* **OBJECTIVE**
Omit all images. Transcribe the rest of the material below exactly.

* **INPUT RECORDS**
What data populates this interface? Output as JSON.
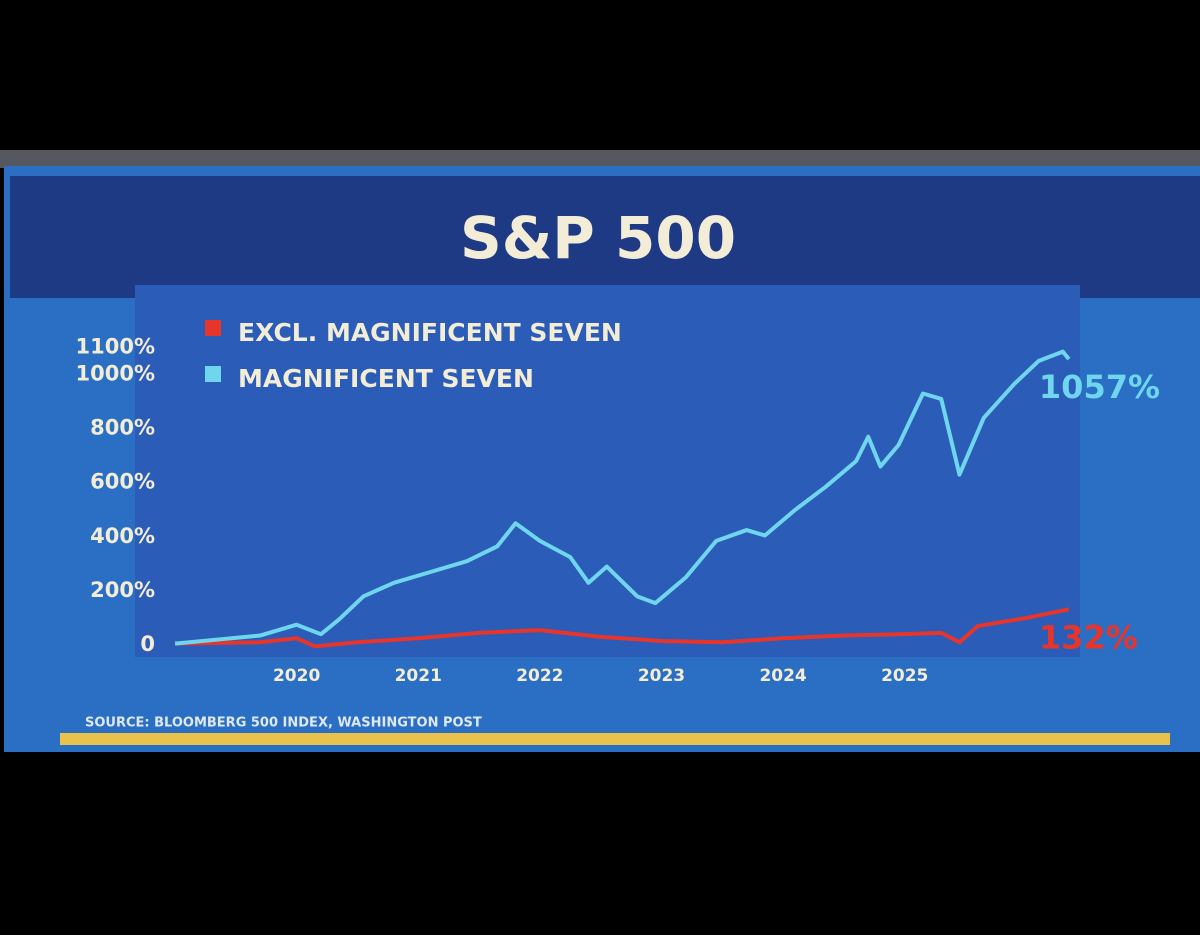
{
  "chart_data": {
    "type": "line",
    "title": "S&P 500",
    "source": "SOURCE: BLOOMBERG 500 INDEX, WASHINGTON POST",
    "series": [
      {
        "name": "EXCL. MAGNIFICENT SEVEN",
        "color": "#e8352b",
        "x": [
          2019.0,
          2019.7,
          2020.0,
          2020.15,
          2020.5,
          2021.0,
          2021.5,
          2022.0,
          2022.5,
          2023.0,
          2023.5,
          2024.0,
          2024.5,
          2025.0,
          2025.3,
          2025.45,
          2025.6,
          2026.0,
          2026.35
        ],
        "values": [
          5,
          10,
          25,
          -5,
          10,
          25,
          45,
          55,
          30,
          15,
          10,
          25,
          35,
          40,
          45,
          10,
          70,
          100,
          132
        ],
        "value_labels": [
          null,
          null,
          null,
          null,
          null,
          null,
          null,
          null,
          null,
          null,
          null,
          null,
          null,
          null,
          null,
          null,
          null,
          null,
          "132%"
        ]
      },
      {
        "name": "MAGNIFICENT SEVEN",
        "color": "#6fd6ee",
        "x": [
          2019.0,
          2019.7,
          2020.0,
          2020.2,
          2020.35,
          2020.55,
          2020.8,
          2021.1,
          2021.4,
          2021.65,
          2021.8,
          2022.0,
          2022.25,
          2022.4,
          2022.55,
          2022.8,
          2022.95,
          2023.2,
          2023.45,
          2023.7,
          2023.85,
          2024.1,
          2024.35,
          2024.6,
          2024.7,
          2024.8,
          2024.95,
          2025.15,
          2025.3,
          2025.45,
          2025.65,
          2025.9,
          2026.1,
          2026.3,
          2026.35
        ],
        "values": [
          5,
          35,
          75,
          40,
          95,
          180,
          230,
          270,
          310,
          365,
          450,
          385,
          325,
          230,
          290,
          180,
          155,
          250,
          385,
          425,
          405,
          500,
          585,
          680,
          770,
          660,
          740,
          930,
          910,
          630,
          840,
          965,
          1050,
          1085,
          1057
        ],
        "value_labels": [
          null,
          null,
          null,
          null,
          null,
          null,
          null,
          null,
          null,
          null,
          null,
          null,
          null,
          null,
          null,
          null,
          null,
          null,
          null,
          null,
          null,
          null,
          null,
          null,
          null,
          null,
          null,
          null,
          null,
          null,
          null,
          null,
          null,
          null,
          "1057%"
        ]
      }
    ],
    "xlim": [
      2019.0,
      2026.4
    ],
    "xticks": [
      2020,
      2021,
      2022,
      2023,
      2024,
      2025
    ],
    "ylim": [
      0,
      1150
    ],
    "yticks": [
      0,
      {
        "value": 200,
        "label": "200%"
      },
      {
        "value": 400,
        "label": "400%"
      },
      {
        "value": 600,
        "label": "600%"
      },
      {
        "value": 800,
        "label": "800%"
      },
      {
        "value": 1000,
        "label": "1000%"
      },
      {
        "value": 1100,
        "label": "1100%"
      }
    ]
  }
}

* **EXERCISE OUTPUT**
What data populates this interface? Output as JSON.
{
  "chart_data": {
    "type": "line",
    "title": "S&P 500",
    "source": "SOURCE: BLOOMBERG 500 INDEX, WASHINGTON POST",
    "series": [
      {
        "name": "EXCL. MAGNIFICENT SEVEN",
        "color": "#e8352b",
        "x": [
          2019.0,
          2019.7,
          2020.0,
          2020.15,
          2020.5,
          2021.0,
          2021.5,
          2022.0,
          2022.5,
          2023.0,
          2023.5,
          2024.0,
          2024.5,
          2025.0,
          2025.3,
          2025.45,
          2025.6,
          2026.0,
          2026.35
        ],
        "values": [
          5,
          10,
          25,
          -5,
          10,
          25,
          45,
          55,
          30,
          15,
          10,
          25,
          35,
          40,
          45,
          10,
          70,
          100,
          132
        ],
        "value_labels": [
          null,
          null,
          null,
          null,
          null,
          null,
          null,
          null,
          null,
          null,
          null,
          null,
          null,
          null,
          null,
          null,
          null,
          null,
          "132%"
        ]
      },
      {
        "name": "MAGNIFICENT SEVEN",
        "color": "#6fd6ee",
        "x": [
          2019.0,
          2019.7,
          2020.0,
          2020.2,
          2020.35,
          2020.55,
          2020.8,
          2021.1,
          2021.4,
          2021.65,
          2021.8,
          2022.0,
          2022.25,
          2022.4,
          2022.55,
          2022.8,
          2022.95,
          2023.2,
          2023.45,
          2023.7,
          2023.85,
          2024.1,
          2024.35,
          2024.6,
          2024.7,
          2024.8,
          2024.95,
          2025.15,
          2025.3,
          2025.45,
          2025.65,
          2025.9,
          2026.1,
          2026.3,
          2026.35
        ],
        "values": [
          5,
          35,
          75,
          40,
          95,
          180,
          230,
          270,
          310,
          365,
          450,
          385,
          325,
          230,
          290,
          180,
          155,
          250,
          385,
          425,
          405,
          500,
          585,
          680,
          770,
          660,
          740,
          930,
          910,
          630,
          840,
          965,
          1050,
          1085,
          1057
        ],
        "value_labels": [
          null,
          null,
          null,
          null,
          null,
          null,
          null,
          null,
          null,
          null,
          null,
          null,
          null,
          null,
          null,
          null,
          null,
          null,
          null,
          null,
          null,
          null,
          null,
          null,
          null,
          null,
          null,
          null,
          null,
          null,
          null,
          null,
          null,
          null,
          "1057%"
        ]
      }
    ],
    "xlim": [
      2019.0,
      2026.4
    ],
    "xticks": [
      2020,
      2021,
      2022,
      2023,
      2024,
      2025
    ],
    "ylim": [
      0,
      1150
    ],
    "yticks": [
      0,
      {
        "value": 200,
        "label": "200%"
      },
      {
        "value": 400,
        "label": "400%"
      },
      {
        "value": 600,
        "label": "600%"
      },
      {
        "value": 800,
        "label": "800%"
      },
      {
        "value": 1000,
        "label": "1000%"
      },
      {
        "value": 1100,
        "label": "1100%"
      }
    ]
  }
}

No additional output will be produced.